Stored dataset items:
---+---

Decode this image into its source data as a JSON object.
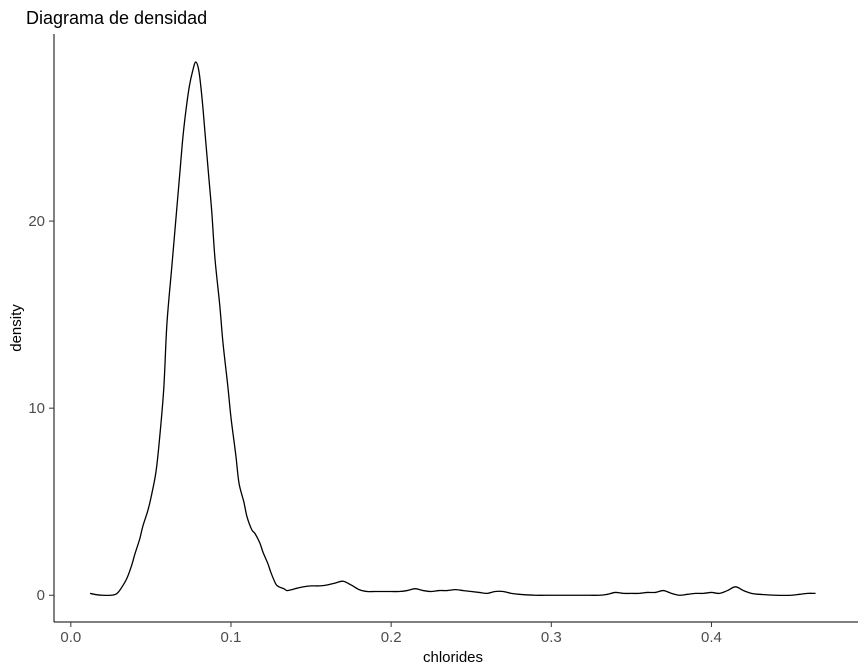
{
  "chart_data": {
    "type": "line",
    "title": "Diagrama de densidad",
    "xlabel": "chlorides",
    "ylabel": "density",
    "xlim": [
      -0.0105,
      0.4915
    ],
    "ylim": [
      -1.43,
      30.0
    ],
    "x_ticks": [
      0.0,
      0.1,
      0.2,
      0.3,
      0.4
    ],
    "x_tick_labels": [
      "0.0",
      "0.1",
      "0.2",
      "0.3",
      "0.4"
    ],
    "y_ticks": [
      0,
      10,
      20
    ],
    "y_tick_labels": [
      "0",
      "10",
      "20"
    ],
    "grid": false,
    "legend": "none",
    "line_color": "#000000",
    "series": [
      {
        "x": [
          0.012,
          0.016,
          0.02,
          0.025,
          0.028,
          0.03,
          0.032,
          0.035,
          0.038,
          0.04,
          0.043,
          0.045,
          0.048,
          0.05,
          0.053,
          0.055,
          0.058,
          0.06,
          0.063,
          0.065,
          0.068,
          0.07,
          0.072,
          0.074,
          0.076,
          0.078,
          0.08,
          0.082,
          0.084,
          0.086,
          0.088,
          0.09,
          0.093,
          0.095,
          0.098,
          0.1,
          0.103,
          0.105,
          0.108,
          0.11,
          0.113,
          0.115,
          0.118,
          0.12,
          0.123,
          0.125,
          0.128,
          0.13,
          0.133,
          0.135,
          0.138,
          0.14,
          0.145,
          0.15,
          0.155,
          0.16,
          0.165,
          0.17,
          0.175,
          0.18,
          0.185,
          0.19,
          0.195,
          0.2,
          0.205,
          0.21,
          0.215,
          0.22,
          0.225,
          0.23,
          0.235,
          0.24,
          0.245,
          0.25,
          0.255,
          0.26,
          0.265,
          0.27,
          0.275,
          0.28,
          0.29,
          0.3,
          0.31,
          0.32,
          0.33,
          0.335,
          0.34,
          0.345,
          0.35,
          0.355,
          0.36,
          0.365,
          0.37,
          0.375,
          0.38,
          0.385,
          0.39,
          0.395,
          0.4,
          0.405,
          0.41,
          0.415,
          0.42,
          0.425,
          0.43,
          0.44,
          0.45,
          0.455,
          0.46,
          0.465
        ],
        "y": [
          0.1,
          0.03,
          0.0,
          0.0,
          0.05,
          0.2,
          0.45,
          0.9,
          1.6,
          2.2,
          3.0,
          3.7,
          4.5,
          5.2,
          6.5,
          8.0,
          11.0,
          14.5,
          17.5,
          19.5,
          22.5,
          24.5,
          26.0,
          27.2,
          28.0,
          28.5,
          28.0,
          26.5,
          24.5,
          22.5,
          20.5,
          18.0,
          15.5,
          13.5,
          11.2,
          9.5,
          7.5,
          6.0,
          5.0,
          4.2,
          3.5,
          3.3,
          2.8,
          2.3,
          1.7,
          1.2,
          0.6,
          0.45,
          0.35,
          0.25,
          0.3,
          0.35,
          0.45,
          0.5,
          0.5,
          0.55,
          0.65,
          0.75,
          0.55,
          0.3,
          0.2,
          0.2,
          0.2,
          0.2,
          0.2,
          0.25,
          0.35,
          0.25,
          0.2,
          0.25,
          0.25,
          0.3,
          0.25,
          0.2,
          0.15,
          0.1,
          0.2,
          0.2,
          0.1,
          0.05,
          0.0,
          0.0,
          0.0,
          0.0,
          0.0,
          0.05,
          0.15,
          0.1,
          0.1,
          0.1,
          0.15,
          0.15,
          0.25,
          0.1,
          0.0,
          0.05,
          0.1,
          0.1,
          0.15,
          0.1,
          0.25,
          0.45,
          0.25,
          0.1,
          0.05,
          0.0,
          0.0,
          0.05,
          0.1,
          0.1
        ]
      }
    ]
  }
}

---+---

### The task
Omit the pictures, and quote the material above exactly as given.

### Written answer
Decode this image into its source data as a JSON object.
{
  "chart_data": {
    "type": "line",
    "title": "Diagrama de densidad",
    "xlabel": "chlorides",
    "ylabel": "density",
    "xlim": [
      -0.0105,
      0.4915
    ],
    "ylim": [
      -1.43,
      30.0
    ],
    "x_ticks": [
      0.0,
      0.1,
      0.2,
      0.3,
      0.4
    ],
    "x_tick_labels": [
      "0.0",
      "0.1",
      "0.2",
      "0.3",
      "0.4"
    ],
    "y_ticks": [
      0,
      10,
      20
    ],
    "y_tick_labels": [
      "0",
      "10",
      "20"
    ],
    "grid": false,
    "legend": "none",
    "line_color": "#000000",
    "series": [
      {
        "x": [
          0.012,
          0.016,
          0.02,
          0.025,
          0.028,
          0.03,
          0.032,
          0.035,
          0.038,
          0.04,
          0.043,
          0.045,
          0.048,
          0.05,
          0.053,
          0.055,
          0.058,
          0.06,
          0.063,
          0.065,
          0.068,
          0.07,
          0.072,
          0.074,
          0.076,
          0.078,
          0.08,
          0.082,
          0.084,
          0.086,
          0.088,
          0.09,
          0.093,
          0.095,
          0.098,
          0.1,
          0.103,
          0.105,
          0.108,
          0.11,
          0.113,
          0.115,
          0.118,
          0.12,
          0.123,
          0.125,
          0.128,
          0.13,
          0.133,
          0.135,
          0.138,
          0.14,
          0.145,
          0.15,
          0.155,
          0.16,
          0.165,
          0.17,
          0.175,
          0.18,
          0.185,
          0.19,
          0.195,
          0.2,
          0.205,
          0.21,
          0.215,
          0.22,
          0.225,
          0.23,
          0.235,
          0.24,
          0.245,
          0.25,
          0.255,
          0.26,
          0.265,
          0.27,
          0.275,
          0.28,
          0.29,
          0.3,
          0.31,
          0.32,
          0.33,
          0.335,
          0.34,
          0.345,
          0.35,
          0.355,
          0.36,
          0.365,
          0.37,
          0.375,
          0.38,
          0.385,
          0.39,
          0.395,
          0.4,
          0.405,
          0.41,
          0.415,
          0.42,
          0.425,
          0.43,
          0.44,
          0.45,
          0.455,
          0.46,
          0.465
        ],
        "y": [
          0.1,
          0.03,
          0.0,
          0.0,
          0.05,
          0.2,
          0.45,
          0.9,
          1.6,
          2.2,
          3.0,
          3.7,
          4.5,
          5.2,
          6.5,
          8.0,
          11.0,
          14.5,
          17.5,
          19.5,
          22.5,
          24.5,
          26.0,
          27.2,
          28.0,
          28.5,
          28.0,
          26.5,
          24.5,
          22.5,
          20.5,
          18.0,
          15.5,
          13.5,
          11.2,
          9.5,
          7.5,
          6.0,
          5.0,
          4.2,
          3.5,
          3.3,
          2.8,
          2.3,
          1.7,
          1.2,
          0.6,
          0.45,
          0.35,
          0.25,
          0.3,
          0.35,
          0.45,
          0.5,
          0.5,
          0.55,
          0.65,
          0.75,
          0.55,
          0.3,
          0.2,
          0.2,
          0.2,
          0.2,
          0.2,
          0.25,
          0.35,
          0.25,
          0.2,
          0.25,
          0.25,
          0.3,
          0.25,
          0.2,
          0.15,
          0.1,
          0.2,
          0.2,
          0.1,
          0.05,
          0.0,
          0.0,
          0.0,
          0.0,
          0.0,
          0.05,
          0.15,
          0.1,
          0.1,
          0.1,
          0.15,
          0.15,
          0.25,
          0.1,
          0.0,
          0.05,
          0.1,
          0.1,
          0.15,
          0.1,
          0.25,
          0.45,
          0.25,
          0.1,
          0.05,
          0.0,
          0.0,
          0.05,
          0.1,
          0.1
        ]
      }
    ]
  }
}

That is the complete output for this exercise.